- _Task goal_: Filter the entries that follow, copying every line in which the word "this" appears.

## BEGIN Data shown

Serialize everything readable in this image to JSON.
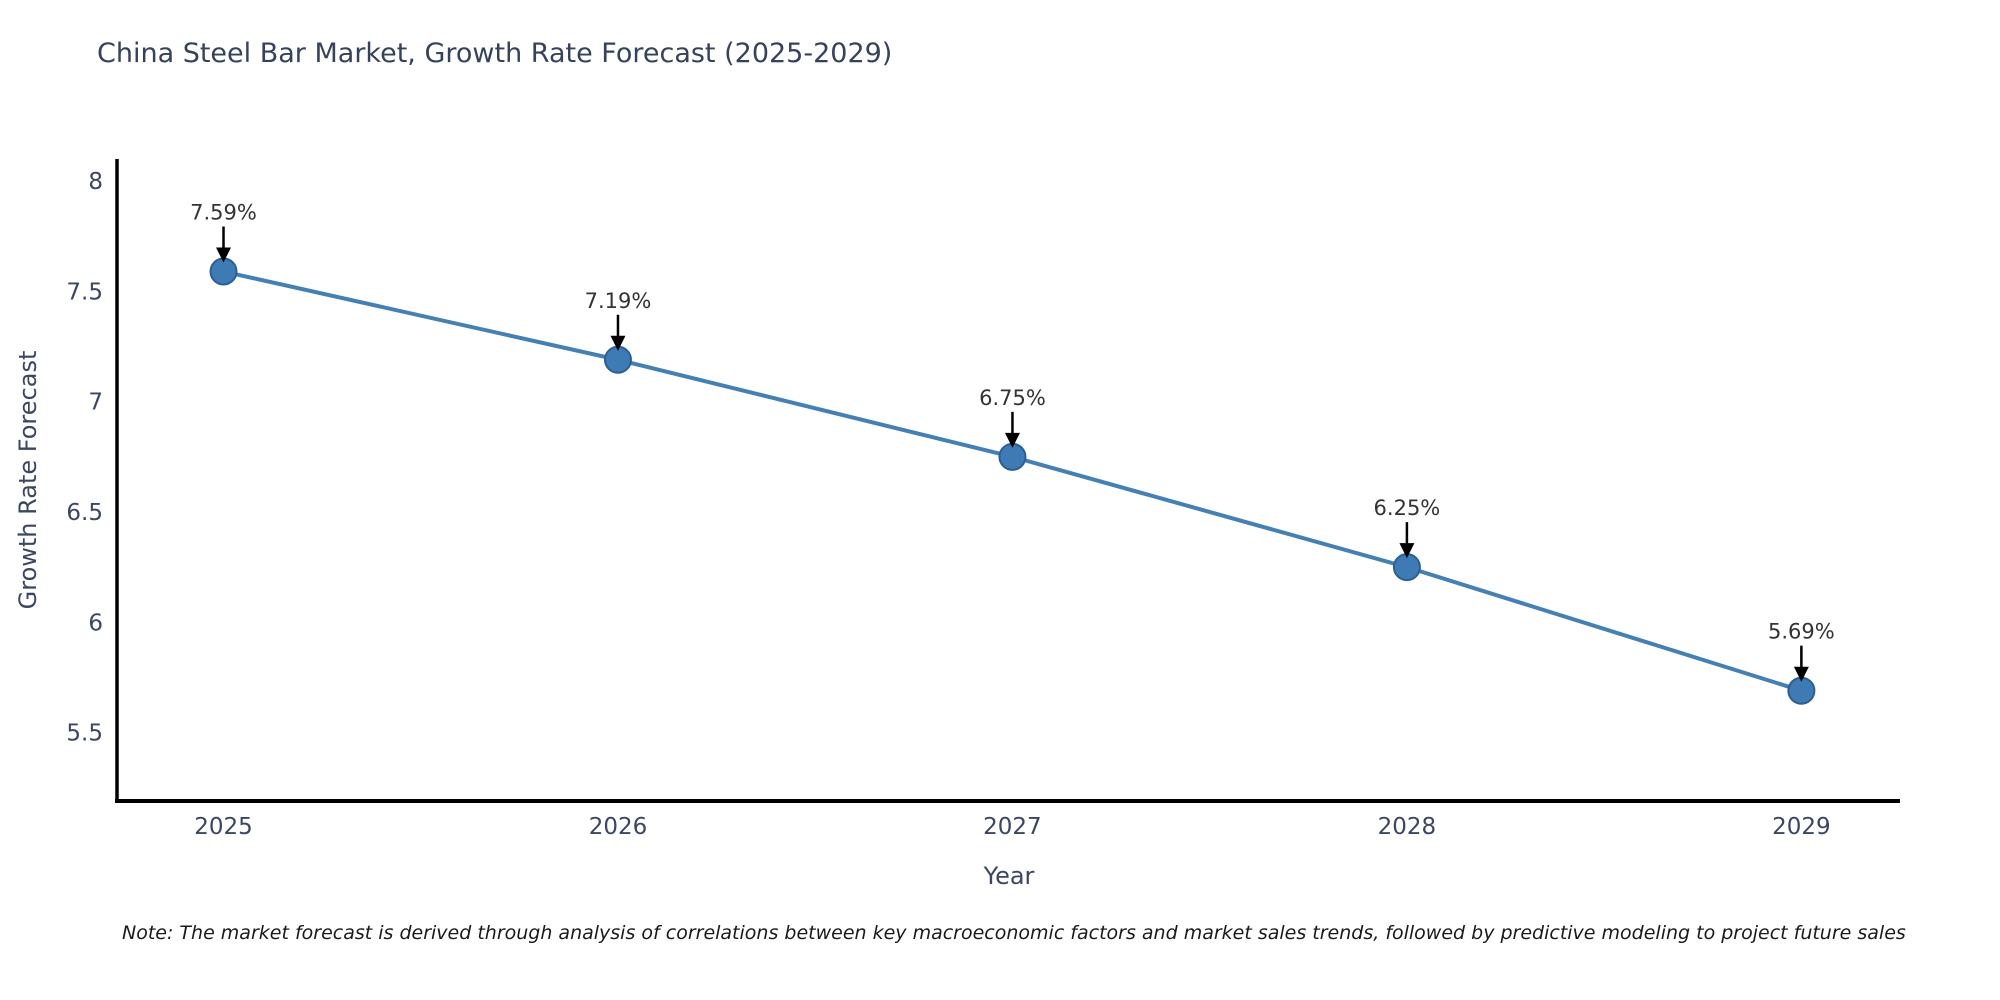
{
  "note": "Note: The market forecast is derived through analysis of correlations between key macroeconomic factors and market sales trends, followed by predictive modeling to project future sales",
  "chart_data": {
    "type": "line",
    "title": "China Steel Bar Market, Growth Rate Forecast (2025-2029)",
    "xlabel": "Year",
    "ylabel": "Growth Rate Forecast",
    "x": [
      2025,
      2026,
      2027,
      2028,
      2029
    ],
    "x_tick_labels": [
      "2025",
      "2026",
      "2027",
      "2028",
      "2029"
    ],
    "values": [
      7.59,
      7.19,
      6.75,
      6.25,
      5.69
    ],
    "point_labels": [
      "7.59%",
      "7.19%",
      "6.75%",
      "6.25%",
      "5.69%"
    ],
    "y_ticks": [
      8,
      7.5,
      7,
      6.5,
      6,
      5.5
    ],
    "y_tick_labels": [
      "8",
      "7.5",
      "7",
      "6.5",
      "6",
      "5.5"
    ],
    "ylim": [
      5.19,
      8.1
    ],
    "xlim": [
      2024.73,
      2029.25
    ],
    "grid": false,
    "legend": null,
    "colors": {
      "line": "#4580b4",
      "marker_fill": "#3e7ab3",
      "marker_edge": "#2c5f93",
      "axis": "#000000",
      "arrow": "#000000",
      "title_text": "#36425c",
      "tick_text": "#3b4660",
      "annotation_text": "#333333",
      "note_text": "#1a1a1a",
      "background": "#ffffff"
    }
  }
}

## END Data shown
## BEGIN Data shown

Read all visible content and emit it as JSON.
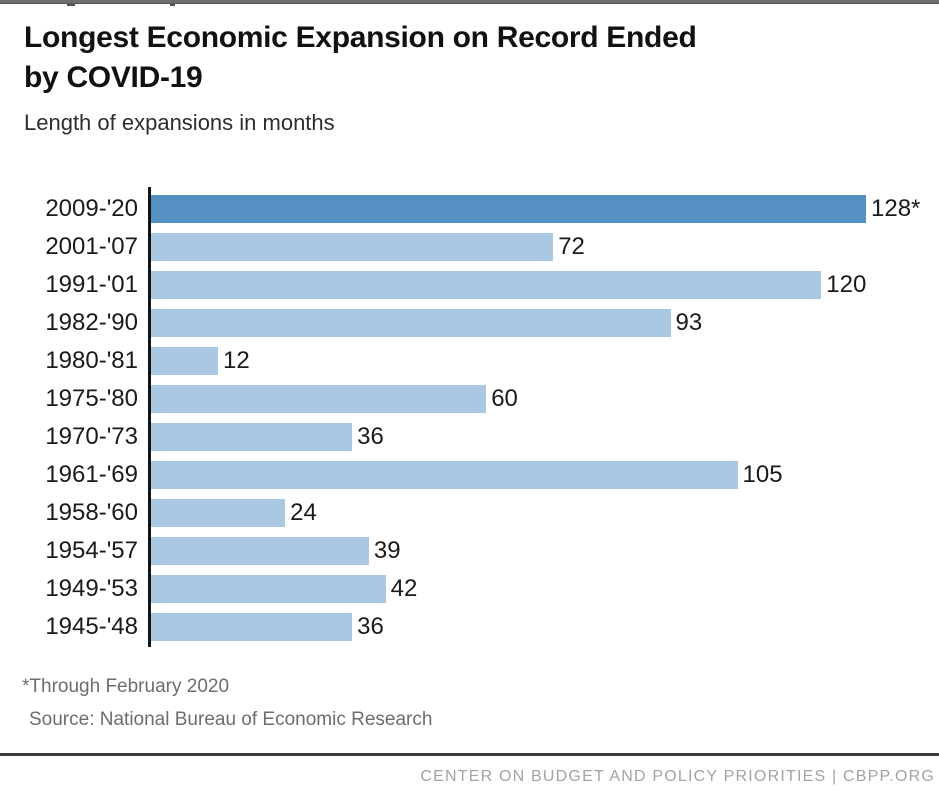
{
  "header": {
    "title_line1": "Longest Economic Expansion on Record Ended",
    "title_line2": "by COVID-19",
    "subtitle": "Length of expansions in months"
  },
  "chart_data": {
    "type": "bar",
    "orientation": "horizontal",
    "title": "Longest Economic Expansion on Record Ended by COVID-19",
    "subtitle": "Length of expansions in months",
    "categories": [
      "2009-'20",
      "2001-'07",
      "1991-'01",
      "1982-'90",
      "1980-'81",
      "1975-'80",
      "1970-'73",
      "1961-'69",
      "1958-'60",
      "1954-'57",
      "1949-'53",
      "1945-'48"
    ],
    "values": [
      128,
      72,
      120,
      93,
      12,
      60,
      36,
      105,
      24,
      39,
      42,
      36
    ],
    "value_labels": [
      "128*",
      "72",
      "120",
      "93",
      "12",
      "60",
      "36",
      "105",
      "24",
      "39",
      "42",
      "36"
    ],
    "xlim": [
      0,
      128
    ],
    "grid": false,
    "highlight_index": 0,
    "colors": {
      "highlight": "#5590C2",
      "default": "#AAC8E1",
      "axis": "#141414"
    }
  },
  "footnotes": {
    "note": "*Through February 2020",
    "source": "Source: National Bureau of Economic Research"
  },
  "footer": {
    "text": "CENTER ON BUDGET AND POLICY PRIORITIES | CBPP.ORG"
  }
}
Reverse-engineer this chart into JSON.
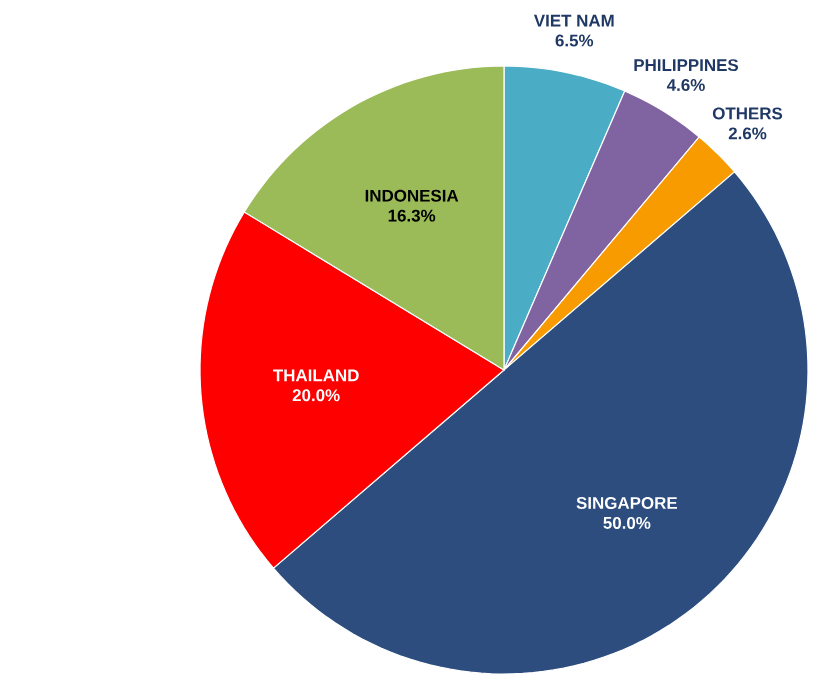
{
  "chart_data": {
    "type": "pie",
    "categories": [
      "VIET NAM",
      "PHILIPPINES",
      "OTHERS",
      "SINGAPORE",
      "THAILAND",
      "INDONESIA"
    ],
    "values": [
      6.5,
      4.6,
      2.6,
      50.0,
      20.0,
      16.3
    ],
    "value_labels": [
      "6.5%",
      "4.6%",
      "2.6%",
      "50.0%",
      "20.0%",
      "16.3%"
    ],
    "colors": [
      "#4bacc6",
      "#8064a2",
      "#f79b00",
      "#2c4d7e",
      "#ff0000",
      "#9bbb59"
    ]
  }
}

## END Data shown

- _Problem solution_:
Serialize everything readable in this image to JSON.
Reverse-engineer this chart into JSON.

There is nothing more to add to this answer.